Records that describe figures
-- Begin --

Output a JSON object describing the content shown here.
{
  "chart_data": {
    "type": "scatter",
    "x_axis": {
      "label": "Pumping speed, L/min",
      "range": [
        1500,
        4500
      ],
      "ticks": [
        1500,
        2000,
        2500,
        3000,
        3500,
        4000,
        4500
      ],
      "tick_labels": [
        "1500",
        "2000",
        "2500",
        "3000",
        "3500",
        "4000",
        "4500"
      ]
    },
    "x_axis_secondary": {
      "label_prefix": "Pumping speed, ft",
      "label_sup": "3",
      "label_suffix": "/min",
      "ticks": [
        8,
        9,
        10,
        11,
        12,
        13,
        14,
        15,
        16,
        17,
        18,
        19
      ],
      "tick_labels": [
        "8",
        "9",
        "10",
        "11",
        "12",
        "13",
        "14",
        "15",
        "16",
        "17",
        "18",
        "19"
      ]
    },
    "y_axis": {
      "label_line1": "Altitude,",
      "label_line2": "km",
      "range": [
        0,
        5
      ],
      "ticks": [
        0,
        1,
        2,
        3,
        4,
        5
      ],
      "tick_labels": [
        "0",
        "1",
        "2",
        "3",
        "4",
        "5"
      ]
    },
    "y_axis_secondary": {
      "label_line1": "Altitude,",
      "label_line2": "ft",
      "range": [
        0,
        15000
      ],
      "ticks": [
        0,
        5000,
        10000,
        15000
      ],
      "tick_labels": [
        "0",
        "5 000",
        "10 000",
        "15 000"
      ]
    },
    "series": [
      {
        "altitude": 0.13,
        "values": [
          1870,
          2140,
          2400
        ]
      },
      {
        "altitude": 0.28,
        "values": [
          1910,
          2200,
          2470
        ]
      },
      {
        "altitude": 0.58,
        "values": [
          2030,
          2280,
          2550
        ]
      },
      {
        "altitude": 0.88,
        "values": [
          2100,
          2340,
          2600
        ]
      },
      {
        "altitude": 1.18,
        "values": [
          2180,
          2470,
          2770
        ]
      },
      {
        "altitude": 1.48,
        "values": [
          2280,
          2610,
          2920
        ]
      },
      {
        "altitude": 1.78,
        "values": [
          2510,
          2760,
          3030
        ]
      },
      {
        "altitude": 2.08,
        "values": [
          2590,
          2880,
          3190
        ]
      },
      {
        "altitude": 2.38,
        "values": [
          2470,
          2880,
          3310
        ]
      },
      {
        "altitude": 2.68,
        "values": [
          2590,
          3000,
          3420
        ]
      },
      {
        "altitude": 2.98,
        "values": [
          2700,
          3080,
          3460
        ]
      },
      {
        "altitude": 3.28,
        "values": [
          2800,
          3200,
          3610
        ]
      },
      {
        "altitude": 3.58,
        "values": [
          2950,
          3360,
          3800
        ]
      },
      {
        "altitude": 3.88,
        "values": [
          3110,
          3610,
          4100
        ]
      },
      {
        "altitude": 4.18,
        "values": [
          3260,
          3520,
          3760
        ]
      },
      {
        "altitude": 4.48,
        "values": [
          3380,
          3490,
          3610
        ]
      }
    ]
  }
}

-- End --

• [TASK TO CARRY OUT] Repeat back the data above, exact to the last character.

• [REPLY TO THE TASK]
Output a JSON object describing the content shown here.
{
  "chart_data": {
    "type": "scatter",
    "x_axis": {
      "label": "Pumping speed, L/min",
      "range": [
        1500,
        4500
      ],
      "ticks": [
        1500,
        2000,
        2500,
        3000,
        3500,
        4000,
        4500
      ],
      "tick_labels": [
        "1500",
        "2000",
        "2500",
        "3000",
        "3500",
        "4000",
        "4500"
      ]
    },
    "x_axis_secondary": {
      "label_prefix": "Pumping speed, ft",
      "label_sup": "3",
      "label_suffix": "/min",
      "ticks": [
        8,
        9,
        10,
        11,
        12,
        13,
        14,
        15,
        16,
        17,
        18,
        19
      ],
      "tick_labels": [
        "8",
        "9",
        "10",
        "11",
        "12",
        "13",
        "14",
        "15",
        "16",
        "17",
        "18",
        "19"
      ]
    },
    "y_axis": {
      "label_line1": "Altitude,",
      "label_line2": "km",
      "range": [
        0,
        5
      ],
      "ticks": [
        0,
        1,
        2,
        3,
        4,
        5
      ],
      "tick_labels": [
        "0",
        "1",
        "2",
        "3",
        "4",
        "5"
      ]
    },
    "y_axis_secondary": {
      "label_line1": "Altitude,",
      "label_line2": "ft",
      "range": [
        0,
        15000
      ],
      "ticks": [
        0,
        5000,
        10000,
        15000
      ],
      "tick_labels": [
        "0",
        "5 000",
        "10 000",
        "15 000"
      ]
    },
    "series": [
      {
        "altitude": 0.13,
        "values": [
          1870,
          2140,
          2400
        ]
      },
      {
        "altitude": 0.28,
        "values": [
          1910,
          2200,
          2470
        ]
      },
      {
        "altitude": 0.58,
        "values": [
          2030,
          2280,
          2550
        ]
      },
      {
        "altitude": 0.88,
        "values": [
          2100,
          2340,
          2600
        ]
      },
      {
        "altitude": 1.18,
        "values": [
          2180,
          2470,
          2770
        ]
      },
      {
        "altitude": 1.48,
        "values": [
          2280,
          2610,
          2920
        ]
      },
      {
        "altitude": 1.78,
        "values": [
          2510,
          2760,
          3030
        ]
      },
      {
        "altitude": 2.08,
        "values": [
          2590,
          2880,
          3190
        ]
      },
      {
        "altitude": 2.38,
        "values": [
          2470,
          2880,
          3310
        ]
      },
      {
        "altitude": 2.68,
        "values": [
          2590,
          3000,
          3420
        ]
      },
      {
        "altitude": 2.98,
        "values": [
          2700,
          3080,
          3460
        ]
      },
      {
        "altitude": 3.28,
        "values": [
          2800,
          3200,
          3610
        ]
      },
      {
        "altitude": 3.58,
        "values": [
          2950,
          3360,
          3800
        ]
      },
      {
        "altitude": 3.88,
        "values": [
          3110,
          3610,
          4100
        ]
      },
      {
        "altitude": 4.18,
        "values": [
          3260,
          3520,
          3760
        ]
      },
      {
        "altitude": 4.48,
        "values": [
          3380,
          3490,
          3610
        ]
      }
    ]
  }
}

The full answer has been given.